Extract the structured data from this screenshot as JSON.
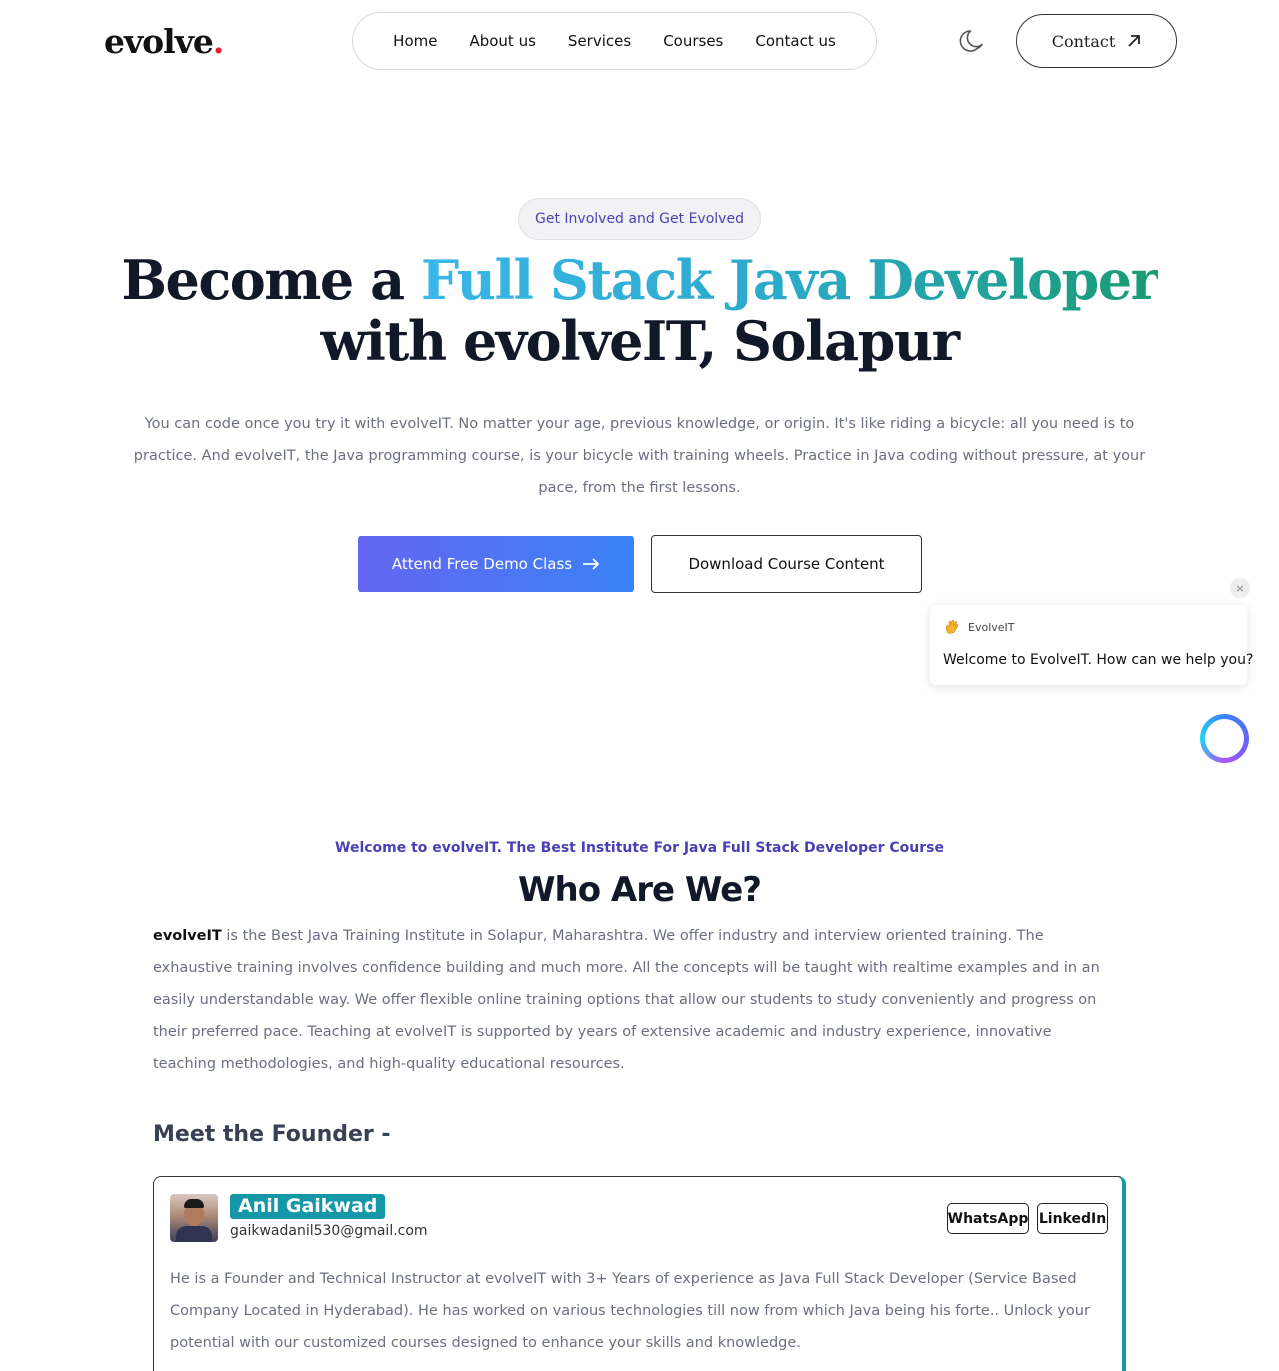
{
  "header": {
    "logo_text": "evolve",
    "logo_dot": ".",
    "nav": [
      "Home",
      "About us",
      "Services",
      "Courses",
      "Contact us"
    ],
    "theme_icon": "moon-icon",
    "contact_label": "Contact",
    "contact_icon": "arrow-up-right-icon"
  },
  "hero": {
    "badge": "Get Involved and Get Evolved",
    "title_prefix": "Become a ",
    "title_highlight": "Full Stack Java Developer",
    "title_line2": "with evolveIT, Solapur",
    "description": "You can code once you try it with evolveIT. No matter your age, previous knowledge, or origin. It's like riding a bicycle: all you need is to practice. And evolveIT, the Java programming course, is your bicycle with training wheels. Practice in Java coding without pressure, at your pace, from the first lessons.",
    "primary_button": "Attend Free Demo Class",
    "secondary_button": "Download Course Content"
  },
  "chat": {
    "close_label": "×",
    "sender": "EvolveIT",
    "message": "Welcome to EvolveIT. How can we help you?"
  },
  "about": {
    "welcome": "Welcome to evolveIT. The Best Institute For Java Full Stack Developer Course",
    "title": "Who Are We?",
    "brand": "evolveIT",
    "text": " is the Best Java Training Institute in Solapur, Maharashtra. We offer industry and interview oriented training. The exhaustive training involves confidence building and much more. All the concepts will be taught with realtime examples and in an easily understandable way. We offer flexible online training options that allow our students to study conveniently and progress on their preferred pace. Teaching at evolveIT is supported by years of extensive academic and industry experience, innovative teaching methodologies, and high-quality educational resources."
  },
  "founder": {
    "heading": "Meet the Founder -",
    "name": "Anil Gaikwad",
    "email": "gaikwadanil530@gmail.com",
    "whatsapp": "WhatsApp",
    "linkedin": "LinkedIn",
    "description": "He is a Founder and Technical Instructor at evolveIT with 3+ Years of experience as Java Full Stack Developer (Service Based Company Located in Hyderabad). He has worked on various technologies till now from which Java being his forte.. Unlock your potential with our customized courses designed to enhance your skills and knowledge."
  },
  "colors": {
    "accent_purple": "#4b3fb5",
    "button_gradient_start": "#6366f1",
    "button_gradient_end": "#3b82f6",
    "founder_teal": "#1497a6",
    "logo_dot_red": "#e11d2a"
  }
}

*Problem details*: Copy the listing over exactly, skipping the pictures it holds.

*Written solution*:
Extract the structured data from this screenshot as JSON.
{
  "header": {
    "logo_text": "evolve",
    "logo_dot": ".",
    "nav": [
      "Home",
      "About us",
      "Services",
      "Courses",
      "Contact us"
    ],
    "theme_icon": "moon-icon",
    "contact_label": "Contact",
    "contact_icon": "arrow-up-right-icon"
  },
  "hero": {
    "badge": "Get Involved and Get Evolved",
    "title_prefix": "Become a ",
    "title_highlight": "Full Stack Java Developer",
    "title_line2": "with evolveIT, Solapur",
    "description": "You can code once you try it with evolveIT. No matter your age, previous knowledge, or origin. It's like riding a bicycle: all you need is to practice. And evolveIT, the Java programming course, is your bicycle with training wheels. Practice in Java coding without pressure, at your pace, from the first lessons.",
    "primary_button": "Attend Free Demo Class",
    "secondary_button": "Download Course Content"
  },
  "chat": {
    "close_label": "×",
    "sender": "EvolveIT",
    "message": "Welcome to EvolveIT. How can we help you?"
  },
  "about": {
    "welcome": "Welcome to evolveIT. The Best Institute For Java Full Stack Developer Course",
    "title": "Who Are We?",
    "brand": "evolveIT",
    "text": " is the Best Java Training Institute in Solapur, Maharashtra. We offer industry and interview oriented training. The exhaustive training involves confidence building and much more. All the concepts will be taught with realtime examples and in an easily understandable way. We offer flexible online training options that allow our students to study conveniently and progress on their preferred pace. Teaching at evolveIT is supported by years of extensive academic and industry experience, innovative teaching methodologies, and high-quality educational resources."
  },
  "founder": {
    "heading": "Meet the Founder -",
    "name": "Anil Gaikwad",
    "email": "gaikwadanil530@gmail.com",
    "whatsapp": "WhatsApp",
    "linkedin": "LinkedIn",
    "description": "He is a Founder and Technical Instructor at evolveIT with 3+ Years of experience as Java Full Stack Developer (Service Based Company Located in Hyderabad). He has worked on various technologies till now from which Java being his forte.. Unlock your potential with our customized courses designed to enhance your skills and knowledge."
  },
  "colors": {
    "accent_purple": "#4b3fb5",
    "button_gradient_start": "#6366f1",
    "button_gradient_end": "#3b82f6",
    "founder_teal": "#1497a6",
    "logo_dot_red": "#e11d2a"
  }
}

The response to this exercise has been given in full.